* _Stored rows_:
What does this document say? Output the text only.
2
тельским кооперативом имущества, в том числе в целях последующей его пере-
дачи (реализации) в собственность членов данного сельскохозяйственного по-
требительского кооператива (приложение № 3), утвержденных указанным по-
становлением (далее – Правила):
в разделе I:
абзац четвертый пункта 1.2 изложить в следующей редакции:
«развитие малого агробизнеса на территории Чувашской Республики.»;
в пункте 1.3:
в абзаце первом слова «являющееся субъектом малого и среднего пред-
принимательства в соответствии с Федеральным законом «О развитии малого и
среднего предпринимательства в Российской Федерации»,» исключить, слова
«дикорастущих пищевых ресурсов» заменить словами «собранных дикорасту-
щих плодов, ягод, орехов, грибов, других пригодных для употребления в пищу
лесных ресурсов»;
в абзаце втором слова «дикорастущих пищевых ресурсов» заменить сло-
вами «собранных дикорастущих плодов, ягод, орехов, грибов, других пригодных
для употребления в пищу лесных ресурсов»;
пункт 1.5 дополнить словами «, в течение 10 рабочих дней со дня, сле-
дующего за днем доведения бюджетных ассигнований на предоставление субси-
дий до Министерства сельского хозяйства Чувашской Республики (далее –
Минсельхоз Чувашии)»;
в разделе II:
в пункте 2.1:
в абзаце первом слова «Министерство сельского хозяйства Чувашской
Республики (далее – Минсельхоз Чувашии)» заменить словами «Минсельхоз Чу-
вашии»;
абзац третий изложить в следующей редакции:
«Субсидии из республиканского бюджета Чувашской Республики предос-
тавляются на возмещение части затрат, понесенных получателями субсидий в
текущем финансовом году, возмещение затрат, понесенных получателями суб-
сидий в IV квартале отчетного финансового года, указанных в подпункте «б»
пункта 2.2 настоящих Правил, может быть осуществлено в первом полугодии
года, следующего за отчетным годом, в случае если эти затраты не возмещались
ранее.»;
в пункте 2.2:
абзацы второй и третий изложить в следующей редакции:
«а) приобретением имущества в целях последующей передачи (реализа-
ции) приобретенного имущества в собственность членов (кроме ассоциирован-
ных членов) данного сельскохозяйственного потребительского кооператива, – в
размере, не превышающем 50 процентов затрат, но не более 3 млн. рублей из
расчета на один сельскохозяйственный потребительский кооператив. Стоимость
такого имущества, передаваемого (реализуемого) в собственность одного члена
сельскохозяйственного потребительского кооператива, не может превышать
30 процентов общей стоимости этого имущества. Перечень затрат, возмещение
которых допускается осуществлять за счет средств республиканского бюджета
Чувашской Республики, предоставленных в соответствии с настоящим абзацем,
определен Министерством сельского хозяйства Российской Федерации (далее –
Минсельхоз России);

* _To do_: Give back the data above exactly as it appears.

* _Correct response_:
What does this document say? Output the text only.
2
тельским кооперативом имущества, в том числе в целях последующей его пере-
дачи (реализации) в собственность членов данного сельскохозяйственного по-
требительского кооператива (приложение № 3), утвержденных указанным по-
становлением (далее – Правила):
в разделе I:
абзац четвертый пункта 1.2 изложить в следующей редакции:
«развитие малого агробизнеса на территории Чувашской Республики.»;
в пункте 1.3:
в абзаце первом слова «являющееся субъектом малого и среднего пред-
принимательства в соответствии с Федеральным законом «О развитии малого и
среднего предпринимательства в Российской Федерации»,» исключить, слова
«дикорастущих пищевых ресурсов» заменить словами «собранных дикорасту-
щих плодов, ягод, орехов, грибов, других пригодных для употребления в пищу
лесных ресурсов»;
в абзаце втором слова «дикорастущих пищевых ресурсов» заменить сло-
вами «собранных дикорастущих плодов, ягод, орехов, грибов, других пригодных
для употребления в пищу лесных ресурсов»;
пункт 1.5 дополнить словами «, в течение 10 рабочих дней со дня, сле-
дующего за днем доведения бюджетных ассигнований на предоставление субси-
дий до Министерства сельского хозяйства Чувашской Республики (далее –
Минсельхоз Чувашии)»;
в разделе II:
в пункте 2.1:
в абзаце первом слова «Министерство сельского хозяйства Чувашской
Республики (далее – Минсельхоз Чувашии)» заменить словами «Минсельхоз Чу-
вашии»;
абзац третий изложить в следующей редакции:
«Субсидии из республиканского бюджета Чувашской Республики предос-
тавляются на возмещение части затрат, понесенных получателями субсидий в
текущем финансовом году, возмещение затрат, понесенных получателями суб-
сидий в IV квартале отчетного финансового года, указанных в подпункте «б»
пункта 2.2 настоящих Правил, может быть осуществлено в первом полугодии
года, следующего за отчетным годом, в случае если эти затраты не возмещались
ранее.»;
в пункте 2.2:
абзацы второй и третий изложить в следующей редакции:
«а) приобретением имущества в целях последующей передачи (реализа-
ции) приобретенного имущества в собственность членов (кроме ассоциирован-
ных членов) данного сельскохозяйственного потребительского кооператива, – в
размере, не превышающем 50 процентов затрат, но не более 3 млн. рублей из
расчета на один сельскохозяйственный потребительский кооператив. Стоимость
такого имущества, передаваемого (реализуемого) в собственность одного члена
сельскохозяйственного потребительского кооператива, не может превышать
30 процентов общей стоимости этого имущества. Перечень затрат, возмещение
которых допускается осуществлять за счет средств республиканского бюджета
Чувашской Республики, предоставленных в соответствии с настоящим абзацем,
определен Министерством сельского хозяйства Российской Федерации (далее –
Минсельхоз России);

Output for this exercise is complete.